■ Required task
Pull every line that holds the word "JSON" from the entries.

** start **

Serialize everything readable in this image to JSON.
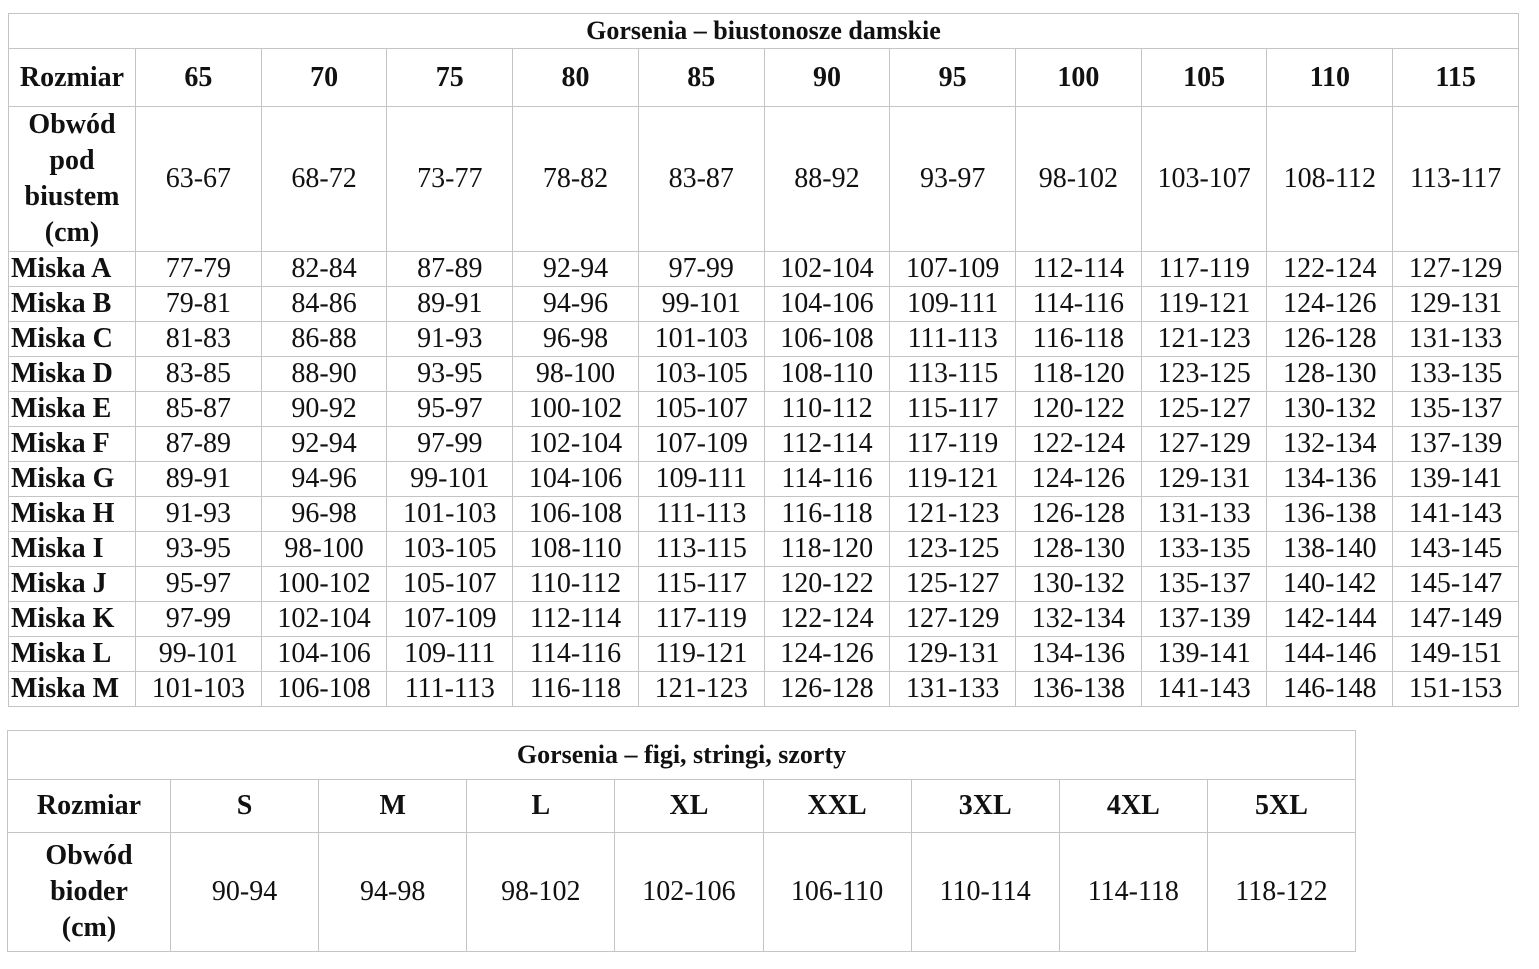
{
  "bras": {
    "title": "Gorsenia – biustonosze damskie",
    "size_label": "Rozmiar",
    "sizes": [
      "65",
      "70",
      "75",
      "80",
      "85",
      "90",
      "95",
      "100",
      "105",
      "110",
      "115"
    ],
    "underbust_label": [
      "Obwód",
      "pod",
      "biustem",
      "(cm)"
    ],
    "underbust": [
      "63-67",
      "68-72",
      "73-77",
      "78-82",
      "83-87",
      "88-92",
      "93-97",
      "98-102",
      "103-107",
      "108-112",
      "113-117"
    ],
    "cups": [
      {
        "label": "Miska A",
        "values": [
          "77-79",
          "82-84",
          "87-89",
          "92-94",
          "97-99",
          "102-104",
          "107-109",
          "112-114",
          "117-119",
          "122-124",
          "127-129"
        ]
      },
      {
        "label": "Miska B",
        "values": [
          "79-81",
          "84-86",
          "89-91",
          "94-96",
          "99-101",
          "104-106",
          "109-111",
          "114-116",
          "119-121",
          "124-126",
          "129-131"
        ]
      },
      {
        "label": "Miska C",
        "values": [
          "81-83",
          "86-88",
          "91-93",
          "96-98",
          "101-103",
          "106-108",
          "111-113",
          "116-118",
          "121-123",
          "126-128",
          "131-133"
        ]
      },
      {
        "label": "Miska D",
        "values": [
          "83-85",
          "88-90",
          "93-95",
          "98-100",
          "103-105",
          "108-110",
          "113-115",
          "118-120",
          "123-125",
          "128-130",
          "133-135"
        ]
      },
      {
        "label": "Miska E",
        "values": [
          "85-87",
          "90-92",
          "95-97",
          "100-102",
          "105-107",
          "110-112",
          "115-117",
          "120-122",
          "125-127",
          "130-132",
          "135-137"
        ]
      },
      {
        "label": "Miska F",
        "values": [
          "87-89",
          "92-94",
          "97-99",
          "102-104",
          "107-109",
          "112-114",
          "117-119",
          "122-124",
          "127-129",
          "132-134",
          "137-139"
        ]
      },
      {
        "label": "Miska G",
        "values": [
          "89-91",
          "94-96",
          "99-101",
          "104-106",
          "109-111",
          "114-116",
          "119-121",
          "124-126",
          "129-131",
          "134-136",
          "139-141"
        ]
      },
      {
        "label": "Miska H",
        "values": [
          "91-93",
          "96-98",
          "101-103",
          "106-108",
          "111-113",
          "116-118",
          "121-123",
          "126-128",
          "131-133",
          "136-138",
          "141-143"
        ]
      },
      {
        "label": "Miska I",
        "values": [
          "93-95",
          "98-100",
          "103-105",
          "108-110",
          "113-115",
          "118-120",
          "123-125",
          "128-130",
          "133-135",
          "138-140",
          "143-145"
        ]
      },
      {
        "label": "Miska J",
        "values": [
          "95-97",
          "100-102",
          "105-107",
          "110-112",
          "115-117",
          "120-122",
          "125-127",
          "130-132",
          "135-137",
          "140-142",
          "145-147"
        ]
      },
      {
        "label": "Miska K",
        "values": [
          "97-99",
          "102-104",
          "107-109",
          "112-114",
          "117-119",
          "122-124",
          "127-129",
          "132-134",
          "137-139",
          "142-144",
          "147-149"
        ]
      },
      {
        "label": "Miska L",
        "values": [
          "99-101",
          "104-106",
          "109-111",
          "114-116",
          "119-121",
          "124-126",
          "129-131",
          "134-136",
          "139-141",
          "144-146",
          "149-151"
        ]
      },
      {
        "label": "Miska M",
        "values": [
          "101-103",
          "106-108",
          "111-113",
          "116-118",
          "121-123",
          "126-128",
          "131-133",
          "136-138",
          "141-143",
          "146-148",
          "151-153"
        ]
      }
    ]
  },
  "briefs": {
    "title": "Gorsenia – figi, stringi, szorty",
    "size_label": "Rozmiar",
    "sizes": [
      "S",
      "M",
      "L",
      "XL",
      "XXL",
      "3XL",
      "4XL",
      "5XL"
    ],
    "hip_label": [
      "Obwód",
      "bioder",
      "(cm)"
    ],
    "hips": [
      "90-94",
      "94-98",
      "98-102",
      "102-106",
      "106-110",
      "110-114",
      "114-118",
      "118-122"
    ]
  }
}
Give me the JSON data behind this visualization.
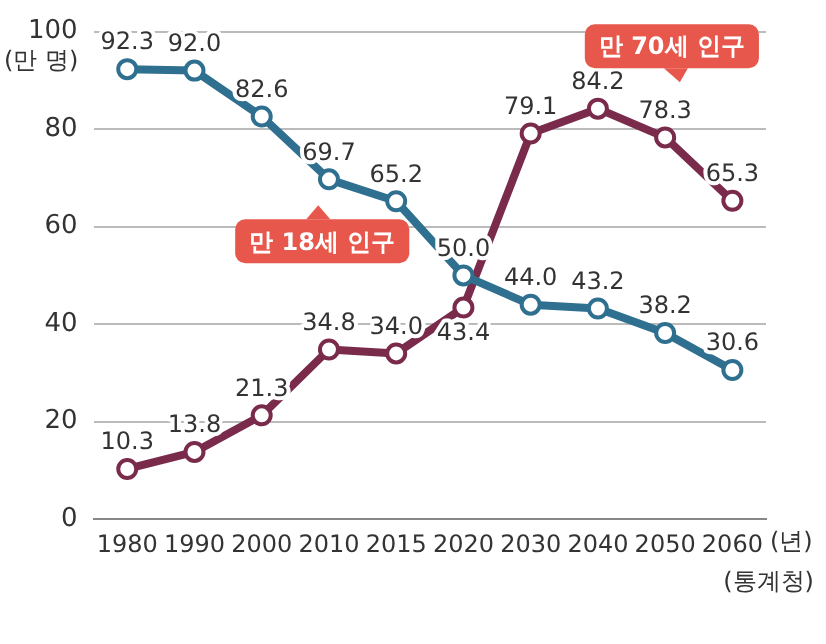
{
  "chart_data": {
    "type": "line",
    "ylabel": "(만 명)",
    "xlabel": "(년)",
    "annotations": [
      "(통계청)"
    ],
    "categories": [
      "1980",
      "1990",
      "2000",
      "2010",
      "2015",
      "2020",
      "2030",
      "2040",
      "2050",
      "2060"
    ],
    "series": [
      {
        "name": "만 18세 인구",
        "color": "#2f6f8f",
        "values": [
          92.3,
          92.0,
          82.6,
          69.7,
          65.2,
          50.0,
          44.0,
          43.2,
          38.2,
          30.6
        ],
        "value_labels": [
          "92.3",
          "92.0",
          "82.6",
          "69.7",
          "65.2",
          "50.0",
          "44.0",
          "43.2",
          "38.2",
          "30.6"
        ]
      },
      {
        "name": "만 70세 인구",
        "color": "#7a2b4b",
        "values": [
          10.3,
          13.8,
          21.3,
          34.8,
          34.0,
          43.4,
          79.1,
          84.2,
          78.3,
          65.3
        ],
        "value_labels": [
          "10.3",
          "13.8",
          "21.3",
          "34.8",
          "34.0",
          "43.4",
          "79.1",
          "84.2",
          "78.3",
          "65.3"
        ]
      }
    ],
    "ylim": [
      0,
      100
    ],
    "yticks": [
      0,
      20,
      40,
      60,
      80,
      100
    ],
    "grid": "y",
    "legend": false,
    "marker": "circle",
    "line_style": "solid"
  }
}
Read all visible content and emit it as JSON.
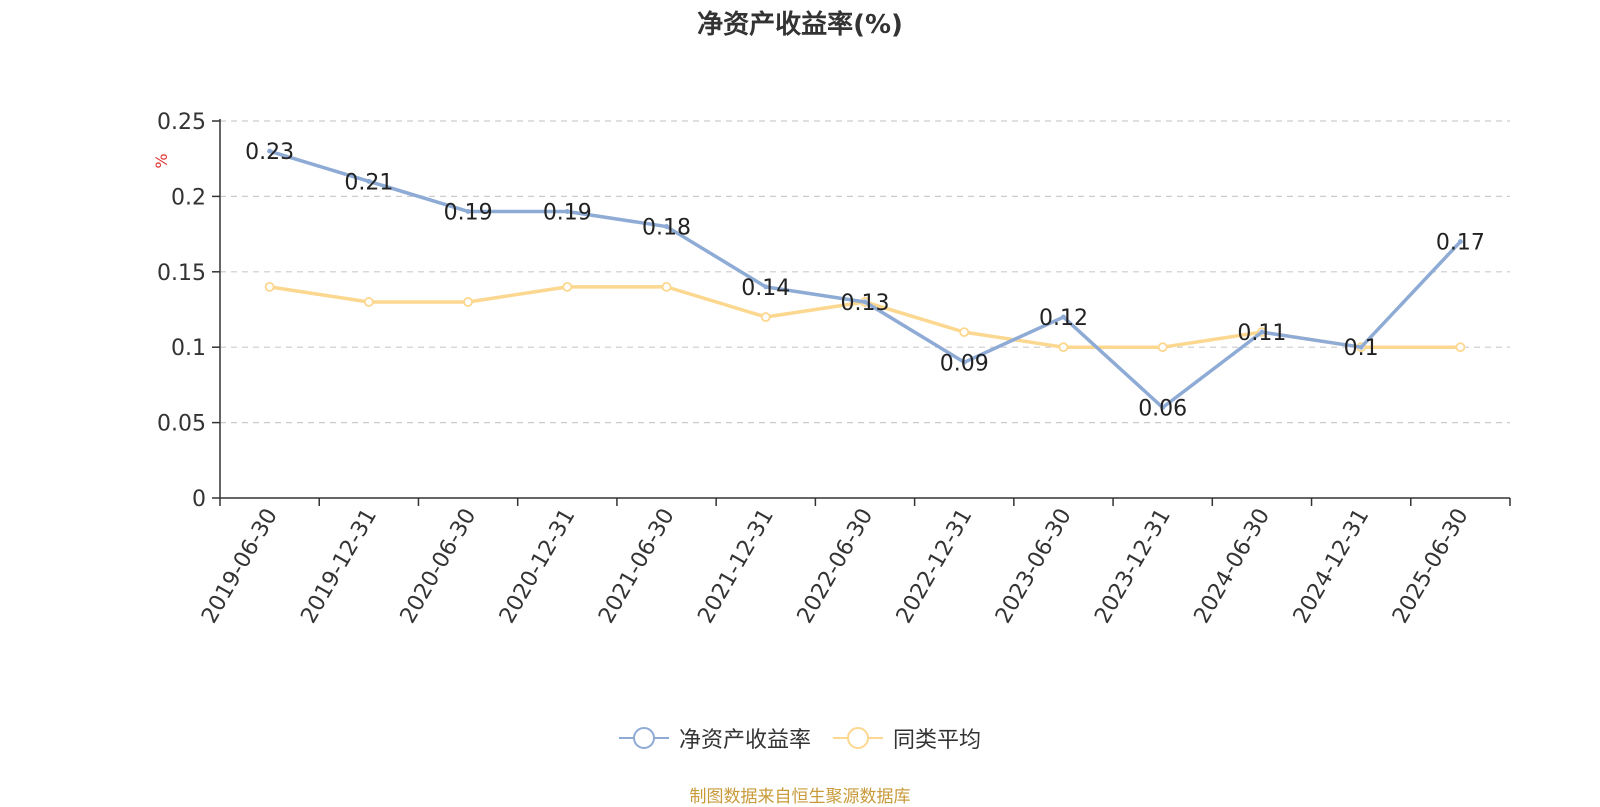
{
  "chart_data": {
    "type": "line",
    "title": "净资产收益率(%)",
    "ylabel": "%",
    "xlabel": "",
    "categories": [
      "2019-06-30",
      "2019-12-31",
      "2020-06-30",
      "2020-12-31",
      "2021-06-30",
      "2021-12-31",
      "2022-06-30",
      "2022-12-31",
      "2023-06-30",
      "2023-12-31",
      "2024-06-30",
      "2024-12-31",
      "2025-06-30"
    ],
    "series": [
      {
        "name": "净资产收益率",
        "color": "#8eabd6",
        "values": [
          0.23,
          0.21,
          0.19,
          0.19,
          0.18,
          0.14,
          0.13,
          0.09,
          0.12,
          0.06,
          0.11,
          0.1,
          0.17
        ],
        "labels": [
          "0.23",
          "0.21",
          "0.19",
          "0.19",
          "0.18",
          "0.14",
          "0.13",
          "0.09",
          "0.12",
          "0.06",
          "0.11",
          "0.1",
          "0.17"
        ]
      },
      {
        "name": "同类平均",
        "color": "#fcd78f",
        "values": [
          0.14,
          0.13,
          0.13,
          0.14,
          0.14,
          0.12,
          0.13,
          0.11,
          0.1,
          0.1,
          0.11,
          0.1,
          0.1
        ]
      }
    ],
    "ylim": [
      0,
      0.25
    ],
    "yticks": [
      0,
      0.05,
      0.1,
      0.15,
      0.2,
      0.25
    ],
    "ytick_labels": [
      "0",
      "0.05",
      "0.1",
      "0.15",
      "0.2",
      "0.25"
    ],
    "grid": true,
    "legend_position": "bottom"
  },
  "footer": {
    "source": "制图数据来自恒生聚源数据库"
  }
}
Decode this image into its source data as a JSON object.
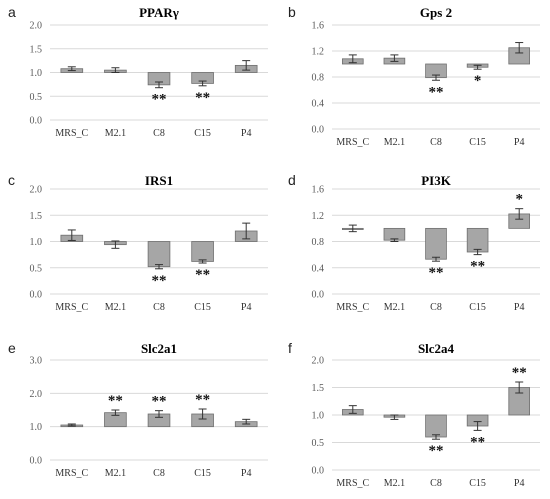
{
  "chart_data": [
    {
      "type": "bar",
      "panel": "a",
      "title": "PPARγ",
      "categories": [
        "MRS_C",
        "M2.1",
        "C8",
        "C15",
        "P4"
      ],
      "ylim": [
        0,
        2.0
      ],
      "yticks": [
        "0.0",
        "0.5",
        "1.0",
        "1.5",
        "2.0"
      ],
      "values": [
        1.08,
        1.05,
        0.74,
        0.77,
        1.15
      ],
      "errors": [
        0.04,
        0.05,
        0.06,
        0.05,
        0.1
      ],
      "annotations": [
        "",
        "",
        "**",
        "**",
        ""
      ],
      "baseline": 1.0,
      "bar_color": "#a6a6a6",
      "grid": true
    },
    {
      "type": "bar",
      "panel": "b",
      "title": "Gps 2",
      "categories": [
        "MRS_C",
        "M2.1",
        "C8",
        "C15",
        "P4"
      ],
      "ylim": [
        0,
        1.6
      ],
      "yticks": [
        "0.0",
        "0.4",
        "0.8",
        "1.2",
        "1.6"
      ],
      "values": [
        1.08,
        1.09,
        0.79,
        0.95,
        1.25
      ],
      "errors": [
        0.06,
        0.05,
        0.04,
        0.03,
        0.08
      ],
      "annotations": [
        "",
        "",
        "**",
        "*",
        ""
      ],
      "baseline": 1.0,
      "bar_color": "#a6a6a6",
      "grid": true
    },
    {
      "type": "bar",
      "panel": "c",
      "title": "IRS1",
      "categories": [
        "MRS_C",
        "M2.1",
        "C8",
        "C15",
        "P4"
      ],
      "ylim": [
        0,
        2.0
      ],
      "yticks": [
        "0.0",
        "0.5",
        "1.0",
        "1.5",
        "2.0"
      ],
      "values": [
        1.12,
        0.94,
        0.52,
        0.62,
        1.2
      ],
      "errors": [
        0.1,
        0.07,
        0.04,
        0.03,
        0.15
      ],
      "annotations": [
        "",
        "",
        "**",
        "**",
        ""
      ],
      "baseline": 1.0,
      "bar_color": "#a6a6a6",
      "grid": true
    },
    {
      "type": "bar",
      "panel": "d",
      "title": "PI3K",
      "categories": [
        "MRS_C",
        "M2.1",
        "C8",
        "C15",
        "P4"
      ],
      "ylim": [
        0,
        1.6
      ],
      "yticks": [
        "0.0",
        "0.4",
        "0.8",
        "1.2",
        "1.6"
      ],
      "values": [
        1.0,
        0.82,
        0.53,
        0.64,
        1.22
      ],
      "errors": [
        0.05,
        0.02,
        0.03,
        0.04,
        0.08
      ],
      "annotations": [
        "",
        "",
        "**",
        "**",
        "*"
      ],
      "baseline": 1.0,
      "bar_color": "#a6a6a6",
      "grid": true
    },
    {
      "type": "bar",
      "panel": "e",
      "title": "Slc2a1",
      "categories": [
        "MRS_C",
        "M2.1",
        "C8",
        "C15",
        "P4"
      ],
      "ylim": [
        0,
        3.0
      ],
      "yticks": [
        "0.0",
        "1.0",
        "2.0",
        "3.0"
      ],
      "values": [
        1.05,
        1.42,
        1.38,
        1.38,
        1.15
      ],
      "errors": [
        0.03,
        0.08,
        0.1,
        0.15,
        0.07
      ],
      "annotations": [
        "",
        "**",
        "**",
        "**",
        ""
      ],
      "baseline": 1.0,
      "bar_color": "#a6a6a6",
      "grid": true
    },
    {
      "type": "bar",
      "panel": "f",
      "title": "Slc2a4",
      "categories": [
        "MRS_C",
        "M2.1",
        "C8",
        "C15",
        "P4"
      ],
      "ylim": [
        0,
        2.0
      ],
      "yticks": [
        "0.0",
        "0.5",
        "1.0",
        "1.5",
        "2.0"
      ],
      "values": [
        1.1,
        0.96,
        0.6,
        0.8,
        1.5
      ],
      "errors": [
        0.07,
        0.04,
        0.04,
        0.08,
        0.1
      ],
      "annotations": [
        "",
        "",
        "**",
        "**",
        "**"
      ],
      "baseline": 1.0,
      "bar_color": "#a6a6a6",
      "grid": true
    }
  ]
}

** end **

■ Complete response
Serialize everything readable in this image to JSON.
Give me the JSON data behind this visualization.
Read all visible content and emit it as JSON.
Decode this image into its source data as a JSON object.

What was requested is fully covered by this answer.